Exercise prompt
Work out how many lines of the listing hold the string "subjects". Answer with that number alone.

━━━━━ Data rows ━━━━━

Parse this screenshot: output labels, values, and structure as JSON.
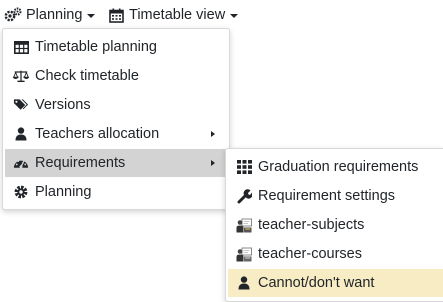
{
  "topbar": {
    "planning_label": "Planning",
    "timetable_view_label": "Timetable view"
  },
  "main_menu": {
    "items": [
      {
        "label": "Timetable planning",
        "icon": "table-icon"
      },
      {
        "label": "Check timetable",
        "icon": "balance-scale-icon"
      },
      {
        "label": "Versions",
        "icon": "tags-icon"
      },
      {
        "label": "Teachers allocation",
        "icon": "user-icon"
      },
      {
        "label": "Requirements",
        "icon": "tachometer-icon"
      },
      {
        "label": "Planning",
        "icon": "cog-icon"
      }
    ]
  },
  "sub_menu": {
    "items": [
      {
        "label": "Graduation requirements",
        "icon": "grid-icon"
      },
      {
        "label": "Requirement settings",
        "icon": "wrench-icon"
      },
      {
        "label": "teacher-subjects",
        "icon": "teacher-subjects-icon"
      },
      {
        "label": "teacher-courses",
        "icon": "teacher-courses-icon"
      },
      {
        "label": "Cannot/don't want",
        "icon": "user-icon"
      }
    ]
  },
  "colors": {
    "active_item_bg": "#d3d3d3",
    "highlight_item_bg": "#f7ecc3",
    "text": "#212529"
  }
}
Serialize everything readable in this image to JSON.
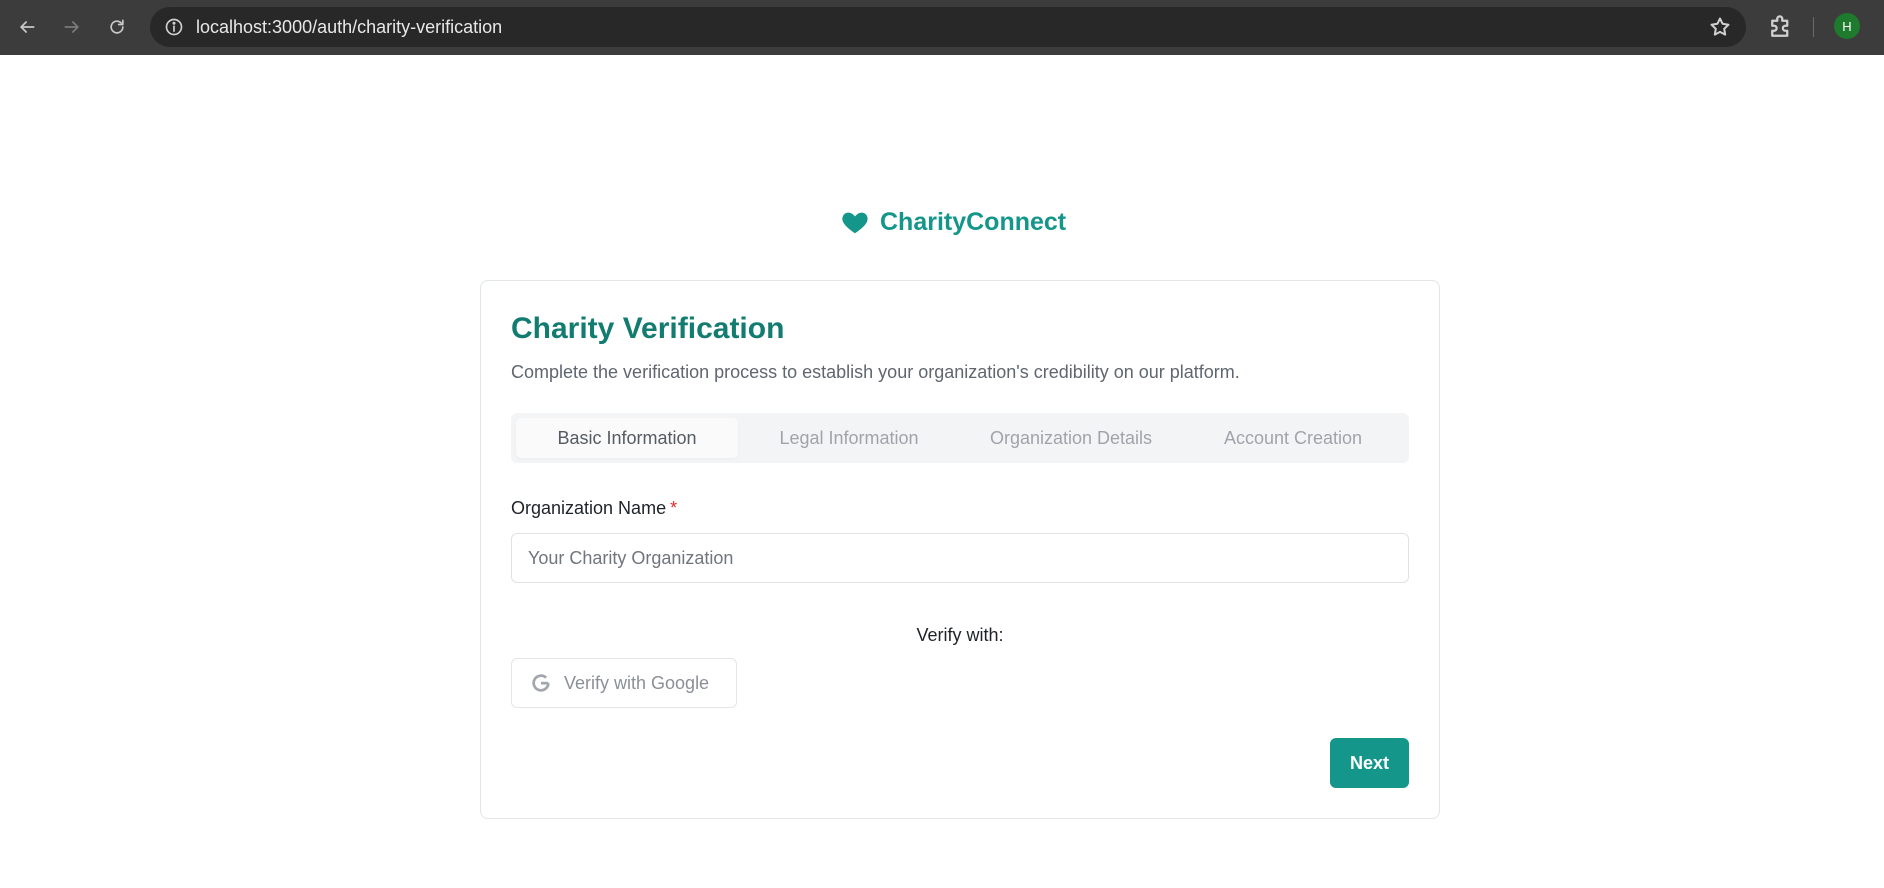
{
  "browser": {
    "url": "localhost:3000/auth/charity-verification",
    "profile_initial": "H"
  },
  "brand": {
    "name": "CharityConnect",
    "color": "#14968a"
  },
  "card": {
    "title": "Charity Verification",
    "subtitle": "Complete the verification process to establish your organization's credibility on our platform.",
    "tabs": [
      {
        "label": "Basic Information",
        "active": true
      },
      {
        "label": "Legal Information",
        "active": false
      },
      {
        "label": "Organization Details",
        "active": false
      },
      {
        "label": "Account Creation",
        "active": false
      }
    ],
    "org_name": {
      "label": "Organization Name",
      "required_mark": "*",
      "placeholder": "Your Charity Organization",
      "value": ""
    },
    "verify_with_label": "Verify with:",
    "google_button_label": "Verify with Google",
    "next_button_label": "Next"
  },
  "icons": {
    "back": "arrow-left-icon",
    "forward": "arrow-right-icon",
    "reload": "reload-icon",
    "site_info": "info-icon",
    "bookmark": "star-icon",
    "extensions": "puzzle-icon",
    "brand": "heart-icon",
    "google": "google-g-icon"
  },
  "colors": {
    "accent": "#14968a",
    "title": "#127c70",
    "required": "#e02b2b"
  }
}
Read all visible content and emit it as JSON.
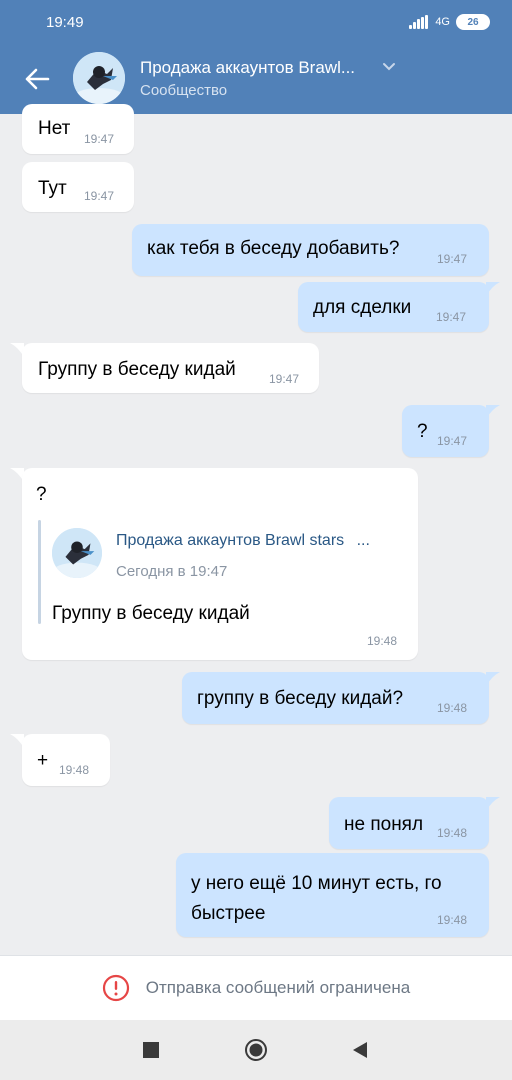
{
  "status_bar": {
    "time": "19:49",
    "network": "4G",
    "battery": "26"
  },
  "header": {
    "title": "Продажа аккаунтов Brawl...",
    "subtitle": "Сообщество"
  },
  "messages": [
    {
      "direction": "in",
      "text": "Нет",
      "time": "19:47"
    },
    {
      "direction": "in",
      "text": "Тут",
      "time": "19:47"
    },
    {
      "direction": "out",
      "text": "как тебя в беседу добавить?",
      "time": "19:47"
    },
    {
      "direction": "out",
      "text": "для сделки",
      "time": "19:47"
    },
    {
      "direction": "in",
      "text": "Группу в беседу кидай",
      "time": "19:47"
    },
    {
      "direction": "out",
      "text": "?",
      "time": "19:47"
    },
    {
      "direction": "in",
      "text": "?",
      "time": "19:48",
      "reply": {
        "author": "Продажа аккаунтов Brawl stars",
        "ellipsis": "...",
        "date": "Сегодня в 19:47",
        "text": "Группу в беседу кидай"
      }
    },
    {
      "direction": "out",
      "text": "группу в беседу кидай?",
      "time": "19:48"
    },
    {
      "direction": "in",
      "text": "+",
      "time": "19:48"
    },
    {
      "direction": "out",
      "text": "не понял",
      "time": "19:48"
    },
    {
      "direction": "out",
      "text": "у него ещё 10 минут есть, го",
      "text2": "быстрее",
      "time": "19:48"
    }
  ],
  "composer": {
    "restricted_text": "Отправка сообщений ограничена"
  },
  "colors": {
    "header": "#5181b8",
    "outgoing": "#cce4ff",
    "incoming": "#ffffff",
    "background": "#edeef0",
    "warning": "#e64646"
  },
  "icons": [
    "back-arrow-icon",
    "chevron-down-icon",
    "warning-icon",
    "stop-icon",
    "home-icon",
    "back-triangle-icon"
  ]
}
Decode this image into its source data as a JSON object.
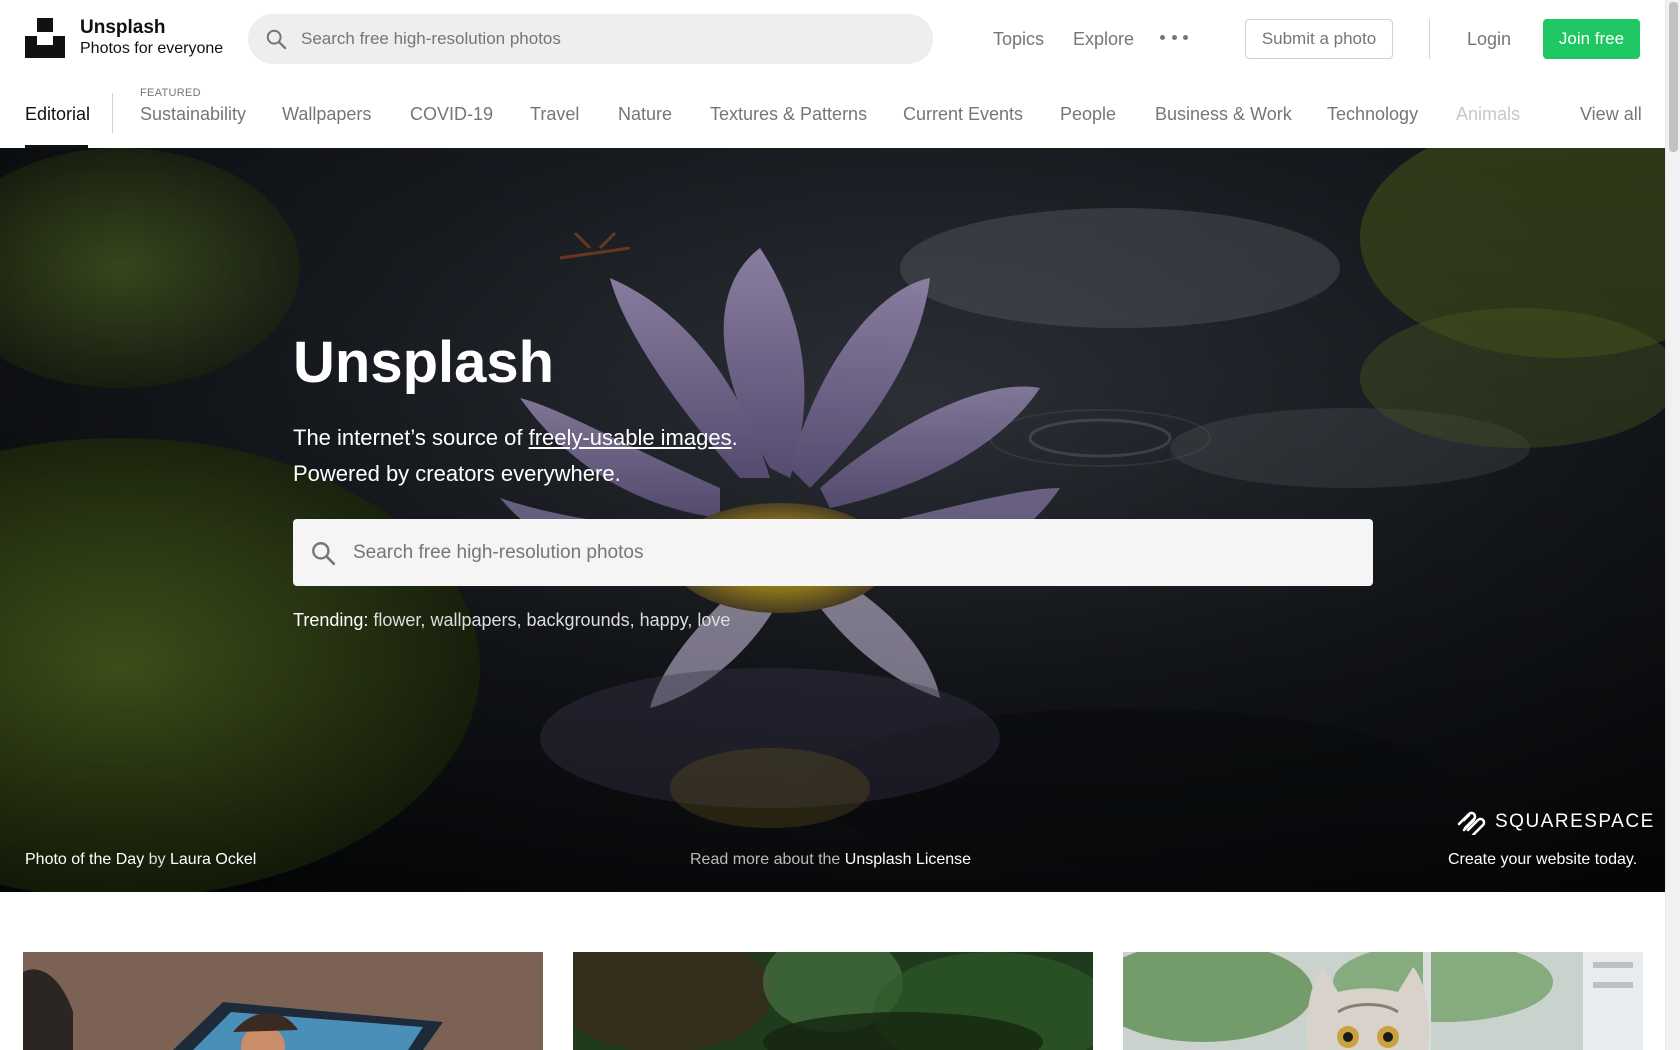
{
  "header": {
    "brand_name": "Unsplash",
    "brand_tagline": "Photos for everyone",
    "search_placeholder": "Search free high-resolution photos",
    "nav": [
      "Topics",
      "Explore"
    ],
    "submit_label": "Submit a photo",
    "login_label": "Login",
    "join_label": "Join free"
  },
  "topics": {
    "active": "Editorial",
    "featured_label": "FEATURED",
    "items": [
      "Sustainability",
      "Wallpapers",
      "COVID-19",
      "Travel",
      "Nature",
      "Textures & Patterns",
      "Current Events",
      "People",
      "Business & Work",
      "Technology",
      "Animals"
    ],
    "view_all": "View all"
  },
  "hero": {
    "title": "Unsplash",
    "subtitle_prefix": "The internet’s source of ",
    "subtitle_link": "freely-usable images",
    "subtitle_suffix": ".",
    "subtitle_line2": "Powered by creators everywhere.",
    "search_placeholder": "Search free high-resolution photos",
    "trending_label": "Trending:",
    "trending": [
      "flower",
      "wallpapers",
      "backgrounds",
      "happy",
      "love"
    ],
    "photo_of_day_label": "Photo of the Day",
    "by_label": "by",
    "photographer": "Laura Ockel",
    "license_prefix": "Read more about the",
    "license_link": "Unsplash License",
    "sponsor_name": "SQUARESPACE",
    "sponsor_tagline": "Create your website today."
  },
  "colors": {
    "join_button": "#1ec761",
    "muted_text": "#767676"
  }
}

━━━━━

Response
2